Pictures do not belong in the copy; restate the records below word for word.

(Part of a data file)
:::::
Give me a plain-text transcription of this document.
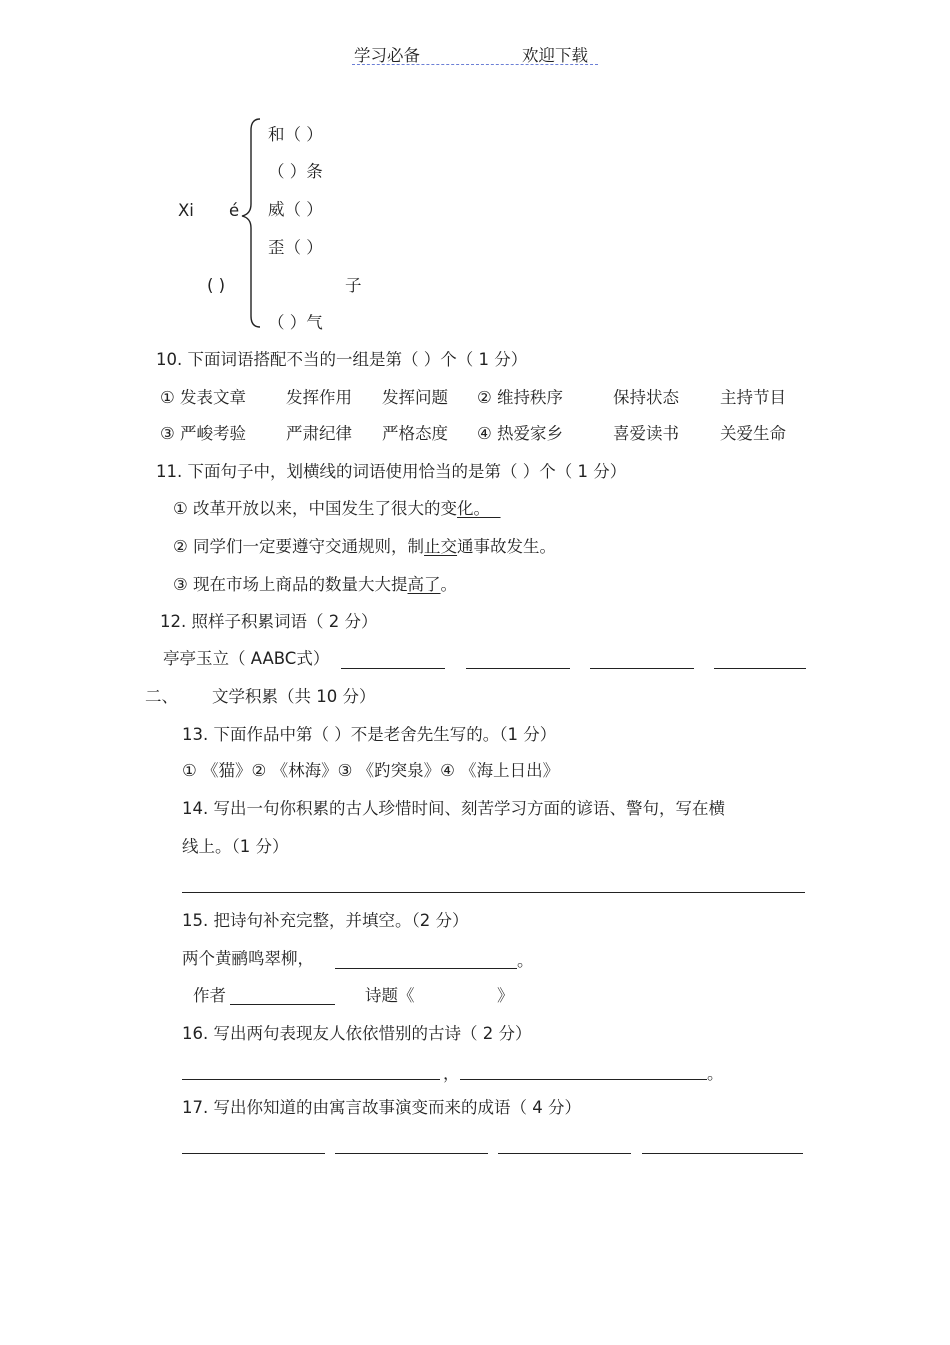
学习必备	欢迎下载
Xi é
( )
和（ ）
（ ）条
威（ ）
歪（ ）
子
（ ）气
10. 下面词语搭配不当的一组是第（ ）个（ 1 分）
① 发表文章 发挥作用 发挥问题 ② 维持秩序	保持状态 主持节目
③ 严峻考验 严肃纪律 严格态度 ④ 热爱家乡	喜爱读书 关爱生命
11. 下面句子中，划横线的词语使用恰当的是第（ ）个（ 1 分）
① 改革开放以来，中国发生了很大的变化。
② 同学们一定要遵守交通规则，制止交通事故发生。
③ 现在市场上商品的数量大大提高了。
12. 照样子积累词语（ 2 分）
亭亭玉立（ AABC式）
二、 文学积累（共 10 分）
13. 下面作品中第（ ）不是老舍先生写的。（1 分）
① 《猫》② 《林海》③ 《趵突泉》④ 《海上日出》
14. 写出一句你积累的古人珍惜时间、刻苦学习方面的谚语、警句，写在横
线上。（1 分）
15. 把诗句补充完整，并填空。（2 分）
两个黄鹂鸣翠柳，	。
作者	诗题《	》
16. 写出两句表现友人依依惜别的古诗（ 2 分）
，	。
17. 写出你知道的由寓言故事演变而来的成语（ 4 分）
:::::
▶ [PROBLEM SOLUTION]
Give me a plain-text transcription of this document.
学习必备	欢迎下载
Xi é
( )
和（ ）
（ ）条
威（ ）
歪（ ）
子
（ ）气
10. 下面词语搭配不当的一组是第（ ）个（ 1 分）
① 发表文章 发挥作用 发挥问题 ② 维持秩序	保持状态 主持节目
③ 严峻考验 严肃纪律 严格态度 ④ 热爱家乡	喜爱读书 关爱生命
11. 下面句子中，划横线的词语使用恰当的是第（ ）个（ 1 分）
① 改革开放以来，中国发生了很大的变化。
② 同学们一定要遵守交通规则，制止交通事故发生。
③ 现在市场上商品的数量大大提高了。
12. 照样子积累词语（ 2 分）
亭亭玉立（ AABC式）
二、 文学积累（共 10 分）
13. 下面作品中第（ ）不是老舍先生写的。（1 分）
① 《猫》② 《林海》③ 《趵突泉》④ 《海上日出》
14. 写出一句你积累的古人珍惜时间、刻苦学习方面的谚语、警句，写在横
线上。（1 分）
15. 把诗句补充完整，并填空。（2 分）
两个黄鹂鸣翠柳，	。
作者	诗题《	》
16. 写出两句表现友人依依惜别的古诗（ 2 分）
，	。
17. 写出你知道的由寓言故事演变而来的成语（ 4 分）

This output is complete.